[Records from a collection]
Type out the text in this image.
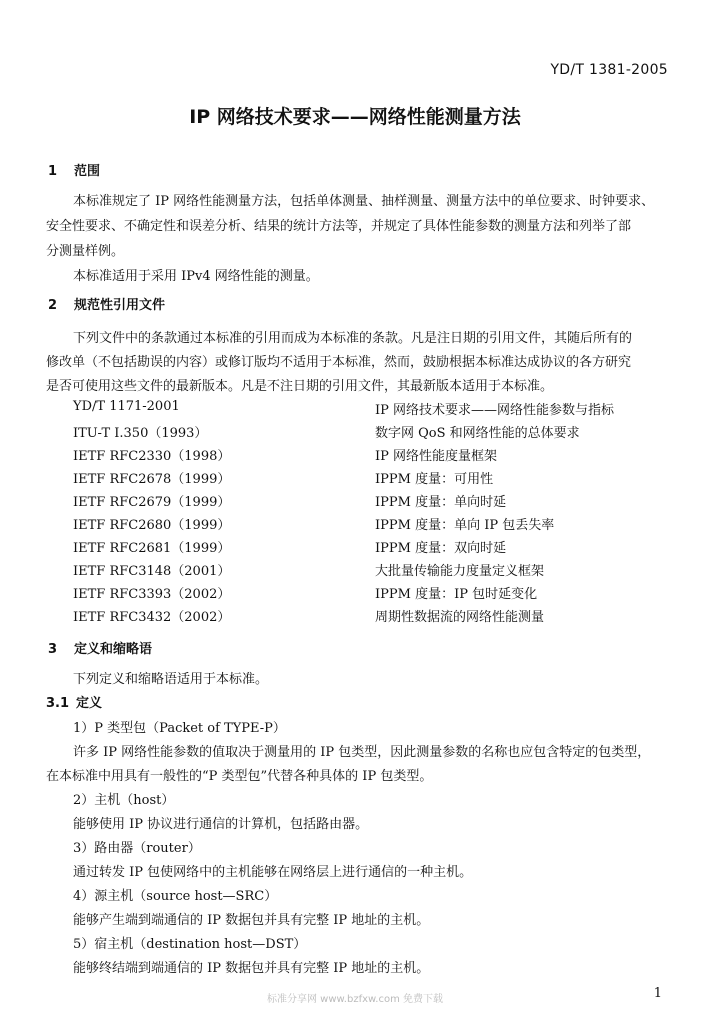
YD/T 1381-2005
IP 网络技术要求——网络性能测量方法
1 范围
本标准规定了 IP 网络性能测量方法，包括单体测量、抽样测量、测量方法中的单位要求、时钟要求、
安全性要求、不确定性和误差分析、结果的统计方法等，并规定了具体性能参数的测量方法和列举了部
分测量样例。
本标准适用于采用 IPv4 网络性能的测量。
2 规范性引用文件
下列文件中的条款通过本标准的引用而成为本标准的条款。凡是注日期的引用文件，其随后所有的
修改单（不包括勘误的内容）或修订版均不适用于本标准，然而，鼓励根据本标准达成协议的各方研究
是否可使用这些文件的最新版本。凡是不注日期的引用文件，其最新版本适用于本标准。
YD/T 1171-2001	IP 网络技术要求——网络性能参数与指标
ITU-T I.350（1993）	数字网 QoS 和网络性能的总体要求
IETF RFC2330（1998）	IP 网络性能度量框架
IETF RFC2678（1999）	IPPM 度量：可用性
IETF RFC2679（1999）	IPPM 度量：单向时延
IETF RFC2680（1999）	IPPM 度量：单向 IP 包丢失率
IETF RFC2681（1999）	IPPM 度量：双向时延
IETF RFC3148（2001）	大批量传输能力度量定义框架
IETF RFC3393（2002）	IPPM 度量：IP 包时延变化
IETF RFC3432（2002）	周期性数据流的网络性能测量
3 定义和缩略语
下列定义和缩略语适用于本标准。
3.1 定义
1）P 类型包（Packet of TYPE-P）
许多 IP 网络性能参数的值取决于测量用的 IP 包类型，因此测量参数的名称也应包含特定的包类型，
在本标准中用具有一般性的“P 类型包”代替各种具体的 IP 包类型。
2）主机（host）
能够使用 IP 协议进行通信的计算机，包括路由器。
3）路由器（router）
通过转发 IP 包使网络中的主机能够在网络层上进行通信的一种主机。
4）源主机（source host—SRC）
能够产生端到端通信的 IP 数据包并具有完整 IP 地址的主机。
5）宿主机（destination host—DST）
能够终结端到端通信的 IP 数据包并具有完整 IP 地址的主机。
标准分享网 www.bzfxw.com 免费下载	1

Job: Quote the full listing above word for word; exclude every picture from the copy.

Right answer:
Type out the text in this image.
YD/T 1381-2005
IP 网络技术要求——网络性能测量方法
1 范围
本标准规定了 IP 网络性能测量方法，包括单体测量、抽样测量、测量方法中的单位要求、时钟要求、
安全性要求、不确定性和误差分析、结果的统计方法等，并规定了具体性能参数的测量方法和列举了部
分测量样例。
本标准适用于采用 IPv4 网络性能的测量。
2 规范性引用文件
下列文件中的条款通过本标准的引用而成为本标准的条款。凡是注日期的引用文件，其随后所有的
修改单（不包括勘误的内容）或修订版均不适用于本标准，然而，鼓励根据本标准达成协议的各方研究
是否可使用这些文件的最新版本。凡是不注日期的引用文件，其最新版本适用于本标准。
YD/T 1171-2001	IP 网络技术要求——网络性能参数与指标
ITU-T I.350（1993）	数字网 QoS 和网络性能的总体要求
IETF RFC2330（1998）	IP 网络性能度量框架
IETF RFC2678（1999）	IPPM 度量：可用性
IETF RFC2679（1999）	IPPM 度量：单向时延
IETF RFC2680（1999）	IPPM 度量：单向 IP 包丢失率
IETF RFC2681（1999）	IPPM 度量：双向时延
IETF RFC3148（2001）	大批量传输能力度量定义框架
IETF RFC3393（2002）	IPPM 度量：IP 包时延变化
IETF RFC3432（2002）	周期性数据流的网络性能测量
3 定义和缩略语
下列定义和缩略语适用于本标准。
3.1 定义
1）P 类型包（Packet of TYPE-P）
许多 IP 网络性能参数的值取决于测量用的 IP 包类型，因此测量参数的名称也应包含特定的包类型，
在本标准中用具有一般性的“P 类型包”代替各种具体的 IP 包类型。
2）主机（host）
能够使用 IP 协议进行通信的计算机，包括路由器。
3）路由器（router）
通过转发 IP 包使网络中的主机能够在网络层上进行通信的一种主机。
4）源主机（source host—SRC）
能够产生端到端通信的 IP 数据包并具有完整 IP 地址的主机。
5）宿主机（destination host—DST）
能够终结端到端通信的 IP 数据包并具有完整 IP 地址的主机。
标准分享网 www.bzfxw.com 免费下载	1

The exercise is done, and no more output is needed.